WRITTEN EXERCISE:
Copy every line that holds "transition".

(Records from a collection of figures)
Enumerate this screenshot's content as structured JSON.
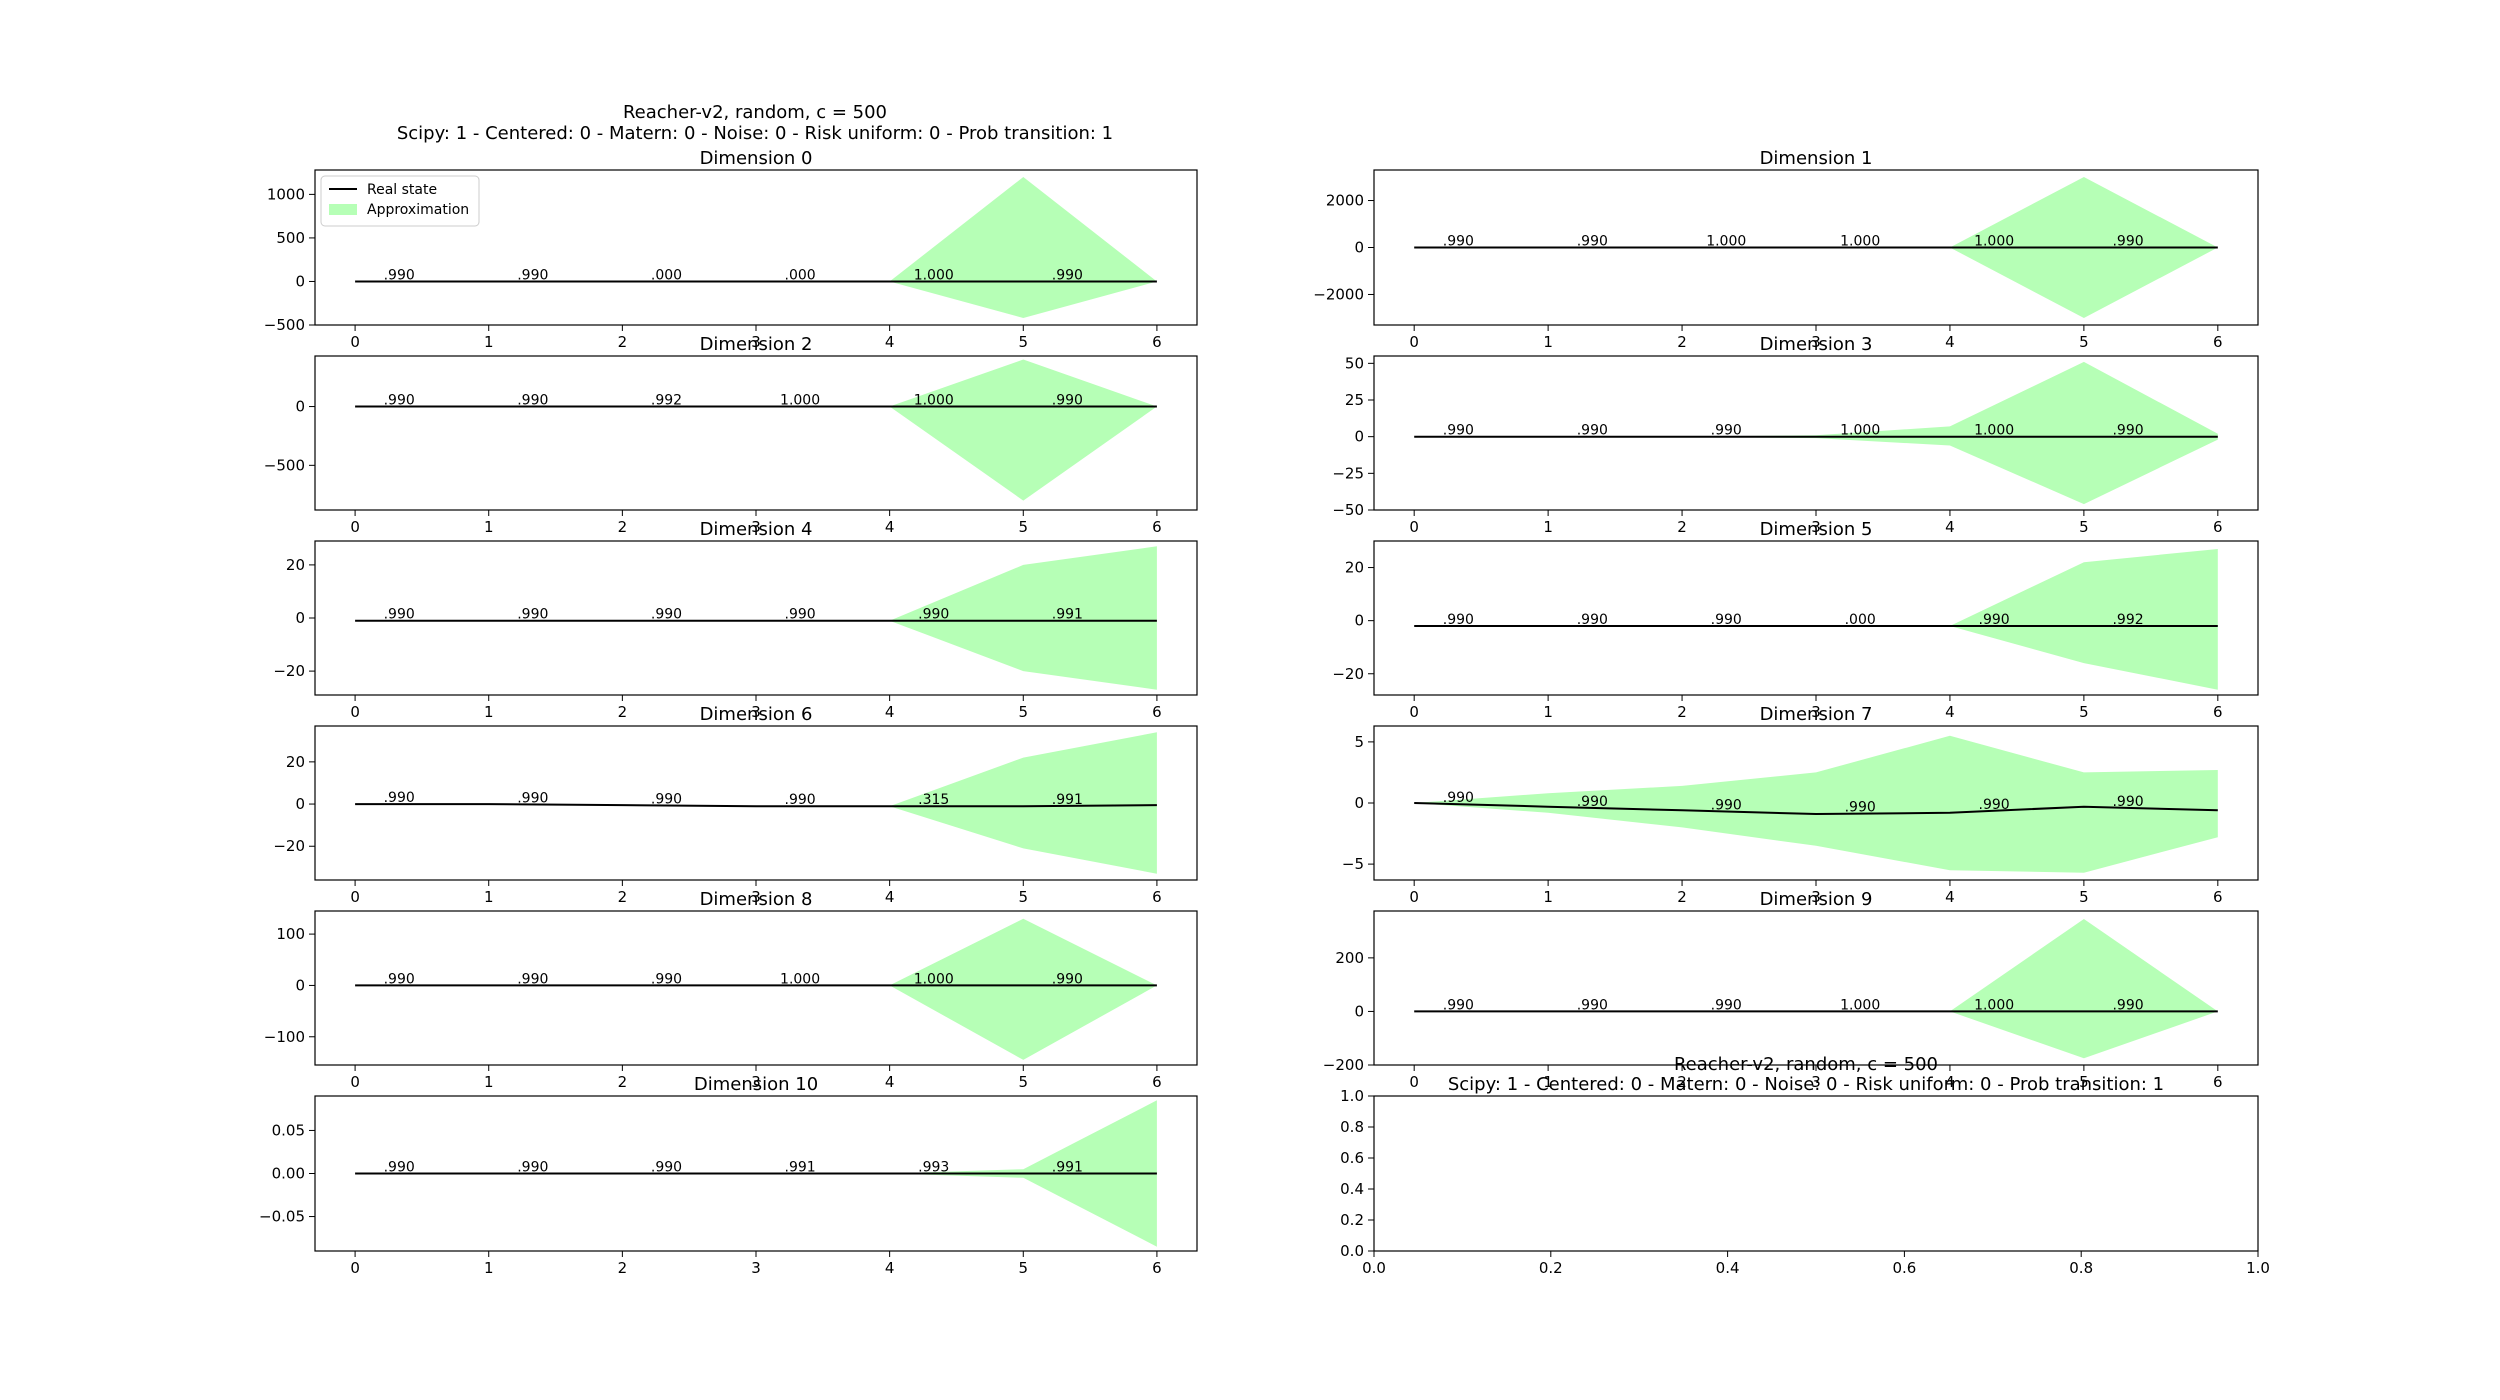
{
  "figure": {
    "title": "Reacher-v2, random, c = 500",
    "subtitle": "Scipy: 1 - Centered: 0 - Matern: 0 - Noise: 0 - Risk uniform: 0 - Prob transition: 1",
    "empty_panel_title": "Scipy: 1 - Centered: 0 - Matern: 0 - Noise: 0 - Risk uniform: 0 - Prob transition: 1",
    "empty_panel_title_behind": "Reacher-v2, random, c = 500",
    "legend": {
      "real": "Real state",
      "approx": "Approximation"
    }
  },
  "colors": {
    "real": "#000000",
    "approx": "#b6ffb6"
  },
  "chart_data": [
    {
      "type": "area",
      "title": "Dimension 0",
      "x": [
        0,
        1,
        2,
        3,
        4,
        5,
        6
      ],
      "real": [
        0,
        0,
        0,
        0,
        0,
        0,
        0
      ],
      "lower": [
        0,
        0,
        0,
        0,
        0,
        -420,
        0
      ],
      "upper": [
        0,
        0,
        0,
        0,
        0,
        1200,
        0
      ],
      "labels": [
        ".990",
        ".990",
        ".000",
        ".000",
        "1.000",
        ".990"
      ],
      "ylim": [
        -500,
        1280
      ],
      "yticks": [
        -500,
        0,
        500,
        1000
      ],
      "ytick_labels": [
        "−500",
        "0",
        "500",
        "1000"
      ]
    },
    {
      "type": "area",
      "title": "Dimension 1",
      "x": [
        0,
        1,
        2,
        3,
        4,
        5,
        6
      ],
      "real": [
        0,
        0,
        0,
        0,
        0,
        0,
        0
      ],
      "lower": [
        0,
        0,
        0,
        0,
        0,
        -3000,
        0
      ],
      "upper": [
        0,
        0,
        0,
        0,
        0,
        3000,
        0
      ],
      "labels": [
        ".990",
        ".990",
        "1.000",
        "1.000",
        "1.000",
        ".990"
      ],
      "ylim": [
        -3300,
        3300
      ],
      "yticks": [
        -2000,
        0,
        2000
      ],
      "ytick_labels": [
        "−2000",
        "0",
        "2000"
      ]
    },
    {
      "type": "area",
      "title": "Dimension 2",
      "x": [
        0,
        1,
        2,
        3,
        4,
        5,
        6
      ],
      "real": [
        0,
        0,
        0,
        0,
        0,
        0,
        0
      ],
      "lower": [
        0,
        0,
        0,
        0,
        0,
        -800,
        0
      ],
      "upper": [
        0,
        0,
        0,
        0,
        0,
        400,
        0
      ],
      "labels": [
        ".990",
        ".990",
        ".992",
        "1.000",
        "1.000",
        ".990"
      ],
      "ylim": [
        -880,
        430
      ],
      "yticks": [
        -500,
        0
      ],
      "ytick_labels": [
        "−500",
        "0"
      ]
    },
    {
      "type": "area",
      "title": "Dimension 3",
      "x": [
        0,
        1,
        2,
        3,
        4,
        5,
        6
      ],
      "real": [
        0,
        0,
        0,
        0,
        0,
        0,
        0
      ],
      "lower": [
        0,
        0,
        0,
        -1,
        -6,
        -46,
        -2
      ],
      "upper": [
        0,
        0,
        0,
        1,
        7,
        51,
        2
      ],
      "labels": [
        ".990",
        ".990",
        ".990",
        "1.000",
        "1.000",
        ".990"
      ],
      "ylim": [
        -50,
        55
      ],
      "yticks": [
        -50,
        -25,
        0,
        25,
        50
      ],
      "ytick_labels": [
        "−50",
        "−25",
        "0",
        "25",
        "50"
      ]
    },
    {
      "type": "area",
      "title": "Dimension 4",
      "x": [
        0,
        1,
        2,
        3,
        4,
        5,
        6
      ],
      "real": [
        -1,
        -1,
        -1,
        -1,
        -1,
        -1,
        -1
      ],
      "lower": [
        -1,
        -1,
        -1,
        -1,
        -1,
        -20,
        -27
      ],
      "upper": [
        -1,
        -1,
        -1,
        -1,
        -1,
        20,
        27
      ],
      "labels": [
        ".990",
        ".990",
        ".990",
        ".990",
        ".990",
        ".991"
      ],
      "ylim": [
        -29,
        29
      ],
      "yticks": [
        -20,
        0,
        20
      ],
      "ytick_labels": [
        "−20",
        "0",
        "20"
      ]
    },
    {
      "type": "area",
      "title": "Dimension 5",
      "x": [
        0,
        1,
        2,
        3,
        4,
        5,
        6
      ],
      "real": [
        -2,
        -2,
        -2,
        -2,
        -2,
        -2,
        -2
      ],
      "lower": [
        -2,
        -2,
        -2,
        -2,
        -2,
        -16,
        -26
      ],
      "upper": [
        -2,
        -2,
        -2,
        -2,
        -2,
        22,
        27
      ],
      "labels": [
        ".990",
        ".990",
        ".990",
        ".000",
        ".990",
        ".992"
      ],
      "ylim": [
        -28,
        30
      ],
      "yticks": [
        -20,
        0,
        20
      ],
      "ytick_labels": [
        "−20",
        "0",
        "20"
      ]
    },
    {
      "type": "area",
      "title": "Dimension 6",
      "x": [
        0,
        1,
        2,
        3,
        4,
        5,
        6
      ],
      "real": [
        0,
        0,
        -0.5,
        -1,
        -1,
        -1,
        -0.5
      ],
      "lower": [
        0,
        0,
        -0.5,
        -1,
        -1,
        -21,
        -33
      ],
      "upper": [
        0,
        0,
        -0.5,
        -1,
        -1,
        22,
        34
      ],
      "labels": [
        ".990",
        ".990",
        ".990",
        ".990",
        ".315",
        ".991"
      ],
      "ylim": [
        -36,
        37
      ],
      "yticks": [
        -20,
        0,
        20
      ],
      "ytick_labels": [
        "−20",
        "0",
        "20"
      ]
    },
    {
      "type": "area",
      "title": "Dimension 7",
      "x": [
        0,
        1,
        2,
        3,
        4,
        5,
        6
      ],
      "real": [
        0,
        -0.3,
        -0.6,
        -0.9,
        -0.8,
        -0.3,
        -0.6
      ],
      "lower": [
        0,
        -0.8,
        -2,
        -3.5,
        -5.5,
        -5.7,
        -2.8
      ],
      "upper": [
        0,
        0.8,
        1.4,
        2.5,
        5.5,
        2.5,
        2.7
      ],
      "labels": [
        ".990",
        ".990",
        ".990",
        ".990",
        ".990",
        ".990"
      ],
      "ylim": [
        -6.3,
        6.3
      ],
      "yticks": [
        -5,
        0,
        5
      ],
      "ytick_labels": [
        "−5",
        "0",
        "5"
      ]
    },
    {
      "type": "area",
      "title": "Dimension 8",
      "x": [
        0,
        1,
        2,
        3,
        4,
        5,
        6
      ],
      "real": [
        0,
        0,
        0,
        0,
        0,
        0,
        0
      ],
      "lower": [
        0,
        0,
        0,
        0,
        0,
        -145,
        0
      ],
      "upper": [
        0,
        0,
        0,
        0,
        0,
        130,
        0
      ],
      "labels": [
        ".990",
        ".990",
        ".990",
        "1.000",
        "1.000",
        ".990"
      ],
      "ylim": [
        -155,
        145
      ],
      "yticks": [
        -100,
        0,
        100
      ],
      "ytick_labels": [
        "−100",
        "0",
        "100"
      ]
    },
    {
      "type": "area",
      "title": "Dimension 9",
      "x": [
        0,
        1,
        2,
        3,
        4,
        5,
        6
      ],
      "real": [
        0,
        0,
        0,
        0,
        0,
        0,
        0
      ],
      "lower": [
        0,
        0,
        0,
        0,
        0,
        -175,
        0
      ],
      "upper": [
        0,
        0,
        0,
        0,
        0,
        345,
        0
      ],
      "labels": [
        ".990",
        ".990",
        ".990",
        "1.000",
        "1.000",
        ".990"
      ],
      "ylim": [
        -200,
        375
      ],
      "yticks": [
        -200,
        0,
        200
      ],
      "ytick_labels": [
        "−200",
        "0",
        "200"
      ]
    },
    {
      "type": "area",
      "title": "Dimension 10",
      "x": [
        0,
        1,
        2,
        3,
        4,
        5,
        6
      ],
      "real": [
        0,
        0,
        0,
        0,
        0,
        0,
        0
      ],
      "lower": [
        0,
        0,
        0,
        0,
        0,
        -0.005,
        -0.085
      ],
      "upper": [
        0,
        0,
        0,
        0,
        0,
        0.005,
        0.085
      ],
      "labels": [
        ".990",
        ".990",
        ".990",
        ".991",
        ".993",
        ".991"
      ],
      "ylim": [
        -0.09,
        0.09
      ],
      "yticks": [
        -0.05,
        0,
        0.05
      ],
      "ytick_labels": [
        "−0.05",
        "0.00",
        "0.05"
      ]
    },
    {
      "type": "empty",
      "title": "",
      "xlim": [
        0,
        1
      ],
      "ylim": [
        0,
        1
      ],
      "xticks": [
        0,
        0.2,
        0.4,
        0.6,
        0.8,
        1.0
      ],
      "xtick_labels": [
        "0.0",
        "0.2",
        "0.4",
        "0.6",
        "0.8",
        "1.0"
      ],
      "yticks": [
        0,
        0.2,
        0.4,
        0.6,
        0.8,
        1.0
      ],
      "ytick_labels": [
        "0.0",
        "0.2",
        "0.4",
        "0.6",
        "0.8",
        "1.0"
      ]
    }
  ]
}
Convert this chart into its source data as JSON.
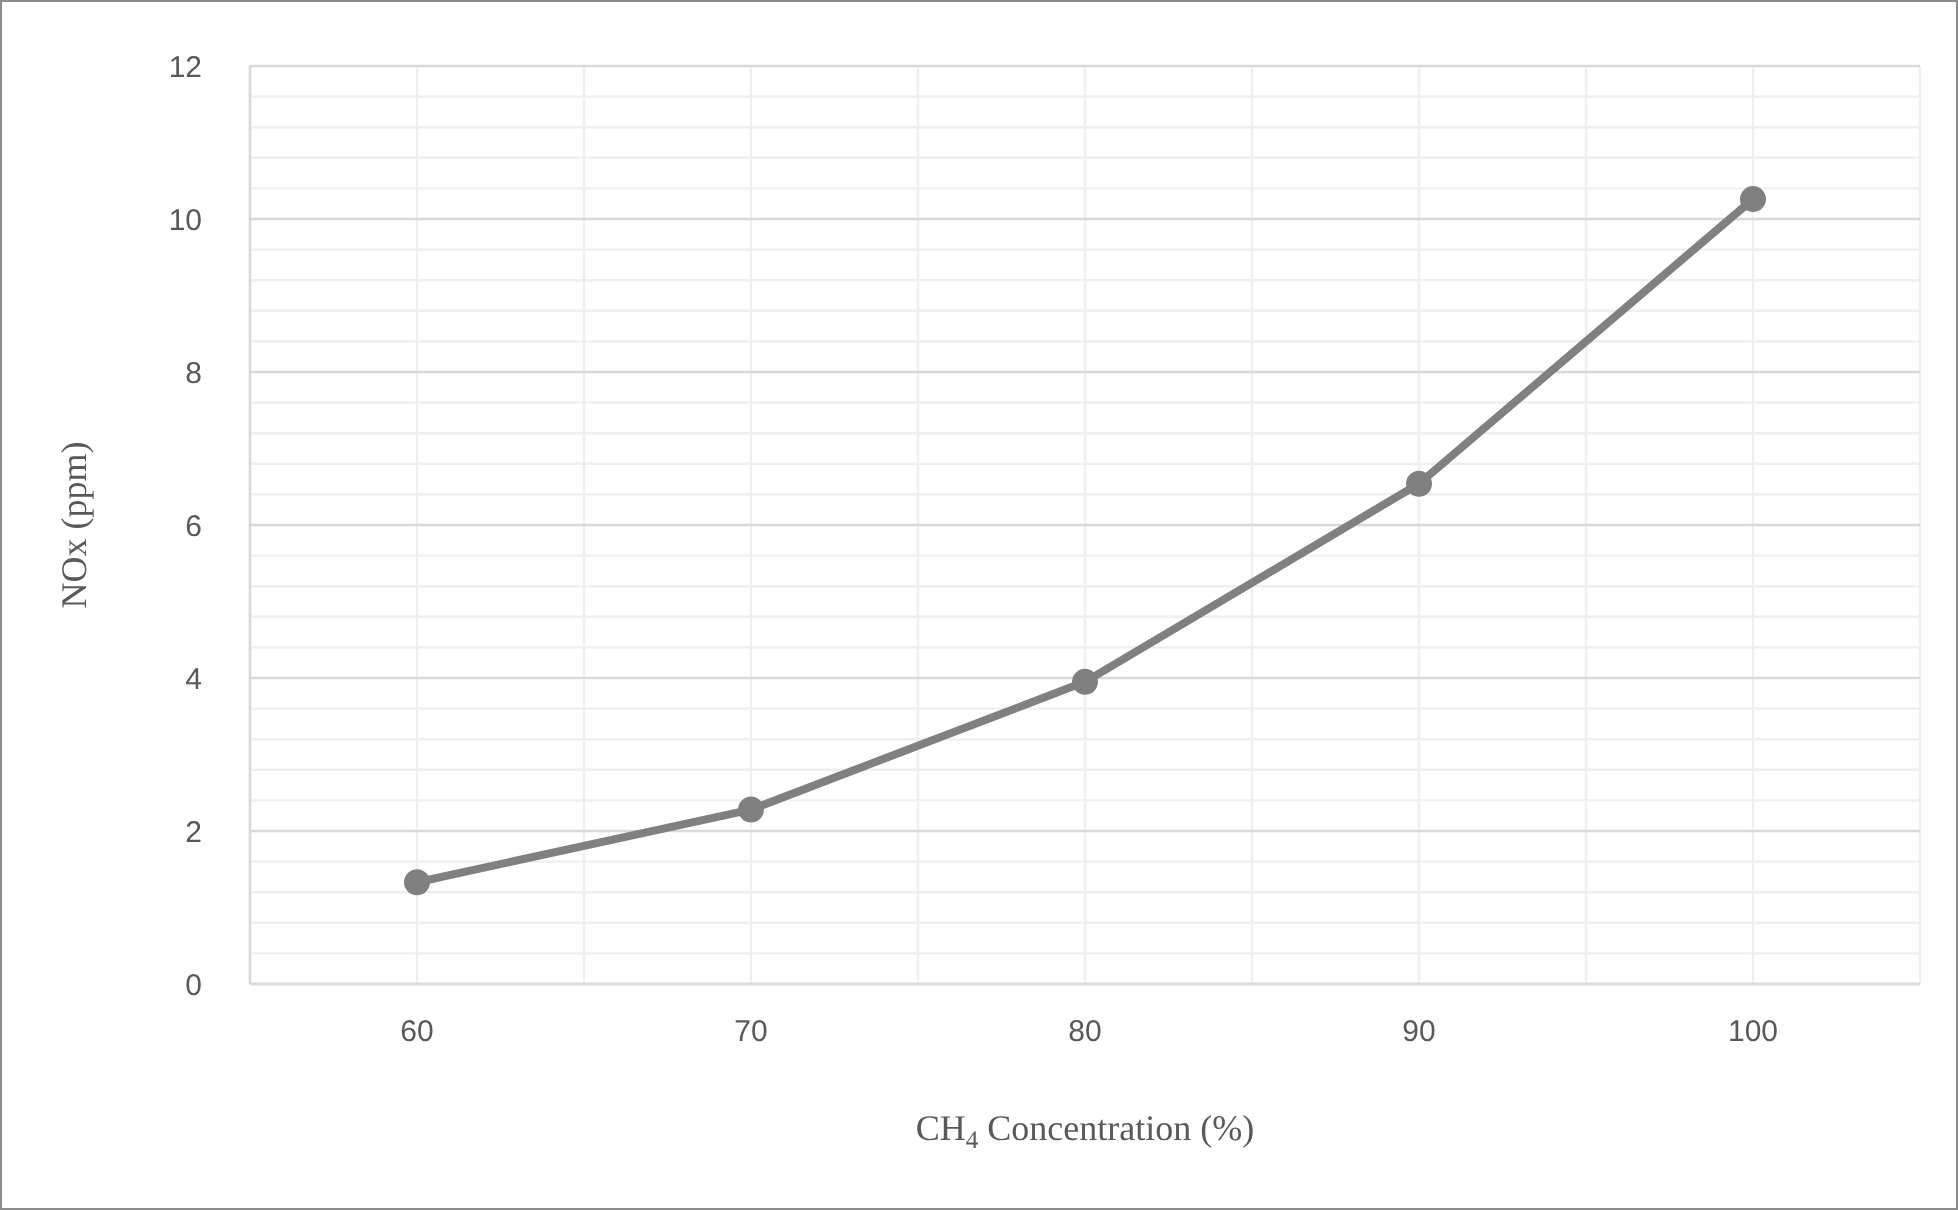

ANSWER BELOW:
    "subtitle": "Scipy: 1 - Centered: 0 - Matern: 0 - Noise: 0 - Risk uniform: 0 - Prob transition: 1",
    "empty_panel_title": "Scipy: 1 - Centered: 0 - Matern: 0 - Noise: 0 - Risk uniform: 0 - Prob transition: 1",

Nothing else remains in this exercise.